Job>
Put every line of each entry below into a numbered list, omitting any blank lines. Leave the pictures out of your answer.

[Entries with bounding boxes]
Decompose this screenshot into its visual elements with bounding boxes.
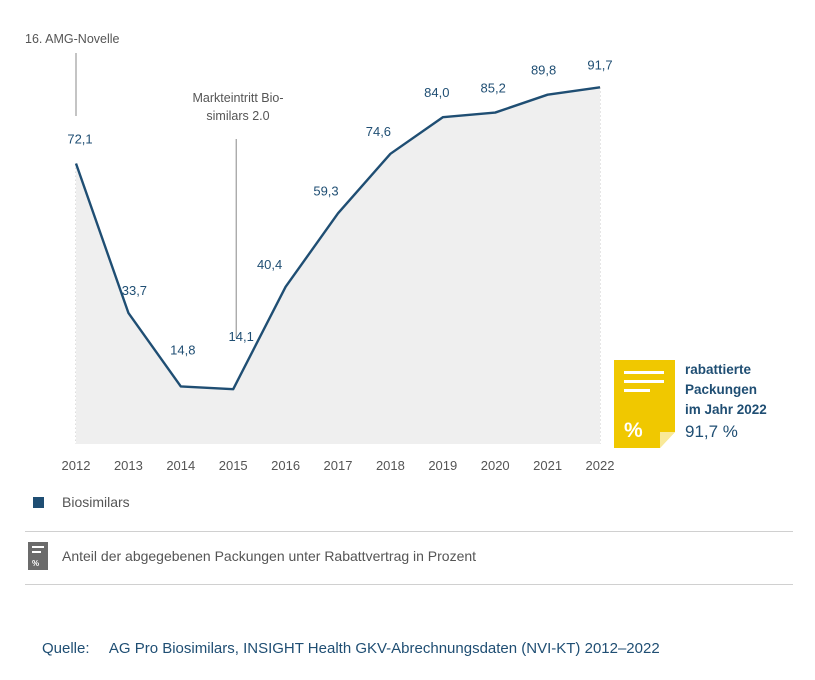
annotation-markteintritt-line-2: similars 2.0 [206, 109, 270, 123]
x-tick-label-2018: 2018 [376, 458, 405, 473]
area-fill [76, 87, 600, 445]
x-tick-label-2021: 2021 [533, 458, 562, 473]
divider-bottom [25, 584, 793, 585]
annotation-amg-novelle: 16. AMG-Novelle [25, 32, 120, 46]
legend-label: Biosimilars [62, 494, 130, 510]
value-label-2022: 91,7 [587, 57, 612, 72]
line-area-chart: 72,1 33,7 14,8 14,1 40,4 59,3 74,6 84,0 85,2 89,8… [62, 53, 675, 473]
x-tick-label-2015: 2015 [219, 458, 248, 473]
x-tick-label-2012: 2012 [62, 458, 91, 473]
note-text: Anteil der abgegebenen Packungen unter R… [62, 548, 477, 564]
note: % Anteil der abgegebenen Packungen unter… [28, 542, 476, 570]
legend: Biosimilars [33, 494, 130, 510]
badge: rabattierte Packungen im Jahr 2022 91,7 … [685, 360, 767, 444]
value-label-2014: 14,8 [170, 342, 195, 357]
badge-icon-symbol: % [624, 419, 643, 442]
x-tick-label-2013: 2013 [114, 458, 143, 473]
x-tick-label-2020: 2020 [481, 458, 510, 473]
x-tick-label-2017: 2017 [324, 458, 353, 473]
annotation-markteintritt-line-1: Markteintritt Bio- [192, 91, 284, 105]
value-label-2013: 33,7 [122, 283, 147, 298]
badge-line-3: im Jahr 2022 [685, 402, 767, 417]
x-tick-label-2016: 2016 [271, 458, 300, 473]
value-label-2019: 84,0 [424, 85, 449, 100]
percent-document-icon: % [28, 542, 48, 570]
source: Quelle: AG Pro Biosimilars, INSIGHT Heal… [42, 640, 660, 657]
x-axis-tick-labels: 2012 2013 2014 2015 2016 2017 2018 2019 2020 2021… [62, 458, 615, 473]
value-label-2015: 14,1 [229, 329, 254, 344]
badge-value: 91,7 % [685, 422, 738, 441]
source-text: AG Pro Biosimilars, INSIGHT Health GKV-A… [108, 640, 660, 657]
value-label-2012: 72,1 [67, 132, 92, 147]
value-label-2017: 59,3 [313, 183, 338, 198]
value-label-2018: 74,6 [366, 124, 391, 139]
note-icon-symbol: % [32, 559, 40, 568]
divider-top [25, 531, 793, 532]
x-tick-label-2022: 2022 [586, 458, 615, 473]
value-label-2020: 85,2 [481, 81, 506, 96]
annotation-markteintritt: Markteintritt Bio- similars 2.0 [172, 89, 304, 125]
percent-document-icon: % [614, 360, 675, 448]
badge-line-2: Packungen [685, 382, 758, 397]
badge-line-1: rabattierte [685, 362, 752, 377]
value-labels: 72,1 33,7 14,8 14,1 40,4 59,3 74,6 84,0 85,2 89,8… [67, 57, 612, 357]
x-tick-label-2019: 2019 [428, 458, 457, 473]
value-label-2021: 89,8 [531, 63, 556, 78]
series-line-biosimilars [74, 86, 601, 391]
x-tick-label-2014: 2014 [166, 458, 195, 473]
source-label: Quelle: [42, 640, 90, 657]
value-label-2016: 40,4 [257, 257, 282, 272]
legend-swatch-biosimilars [33, 496, 44, 508]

Task result>
1. Decompose this screenshot into its visual elements with bounding boxes.
2. annotation-markteintritt-line-2: similars 2.0 [206, 109, 270, 123]
3. x-tick-label-2018: 2018 [376, 458, 405, 473]
4. area-fill [76, 87, 600, 445]
5. x-tick-label-2021: 2021 [533, 458, 562, 473]
6. divider-bottom [25, 584, 793, 585]
7. annotation-amg-novelle: 16. AMG-Novelle [25, 32, 120, 46]
8. legend-label: Biosimilars [62, 494, 130, 510]
9. value-label-2022: 91,7 [587, 57, 612, 72]
10. line-area-chart: 72,1 33,7 14,8 14,1 40,4 59,3 74,6 84,0 85,2 89,8… [62, 53, 675, 473]
11. x-tick-label-2015: 2015 [219, 458, 248, 473]
12. x-tick-label-2012: 2012 [62, 458, 91, 473]
13. note-text: Anteil der abgegebenen Packungen unter R… [62, 548, 477, 564]
14. note: % Anteil der abgegebenen Packungen unter… [28, 542, 476, 570]
15. legend: Biosimilars [33, 494, 130, 510]
16. badge: rabattierte Packungen im Jahr 2022 91,7 … [685, 360, 767, 444]
17. value-label-2014: 14,8 [170, 342, 195, 357]
18. badge-icon-symbol: % [624, 419, 643, 442]
19. x-tick-label-2013: 2013 [114, 458, 143, 473]
20. x-tick-label-2020: 2020 [481, 458, 510, 473]
21. x-tick-label-2017: 2017 [324, 458, 353, 473]
22. annotation-markteintritt-line-1: Markteintritt Bio- [192, 91, 284, 105]
23. value-label-2013: 33,7 [122, 283, 147, 298]
24. badge-line-3: im Jahr 2022 [685, 402, 767, 417]
25. x-tick-label-2016: 2016 [271, 458, 300, 473]
26. value-label-2019: 84,0 [424, 85, 449, 100]
27. percent-document-icon: % [28, 542, 48, 570]
28. source: Quelle: AG Pro Biosimilars, INSIGHT Heal… [42, 640, 660, 657]
29. x-axis-tick-labels: 2012 2013 2014 2015 2016 2017 2018 2019 2020 2021… [62, 458, 615, 473]
30. value-label-2015: 14,1 [229, 329, 254, 344]
31. badge-value: 91,7 % [685, 422, 738, 441]
32. source-text: AG Pro Biosimilars, INSIGHT Health GKV-A… [108, 640, 660, 657]
33. value-label-2012: 72,1 [67, 132, 92, 147]
34. value-label-2017: 59,3 [313, 183, 338, 198]
35. value-label-2018: 74,6 [366, 124, 391, 139]
36. note-icon-symbol: % [32, 559, 40, 568]
37. divider-top [25, 531, 793, 532]
38. x-tick-label-2022: 2022 [586, 458, 615, 473]
39. value-label-2020: 85,2 [481, 81, 506, 96]
40. annotation-markteintritt: Markteintritt Bio- similars 2.0 [172, 89, 304, 125]
41. percent-document-icon: % [614, 360, 675, 448]
42. badge-line-2: Packungen [685, 382, 758, 397]
43. badge-line-1: rabattierte [685, 362, 752, 377]
44. value-labels: 72,1 33,7 14,8 14,1 40,4 59,3 74,6 84,0 85,2 89,8… [67, 57, 612, 357]
45. x-tick-label-2019: 2019 [428, 458, 457, 473]
46. value-label-2021: 89,8 [531, 63, 556, 78]
47. series-line-biosimilars [74, 86, 601, 391]
48. x-tick-label-2014: 2014 [166, 458, 195, 473]
49. source-label: Quelle: [42, 640, 90, 657]
50. value-label-2016: 40,4 [257, 257, 282, 272]
51. legend-swatch-biosimilars [33, 496, 44, 508]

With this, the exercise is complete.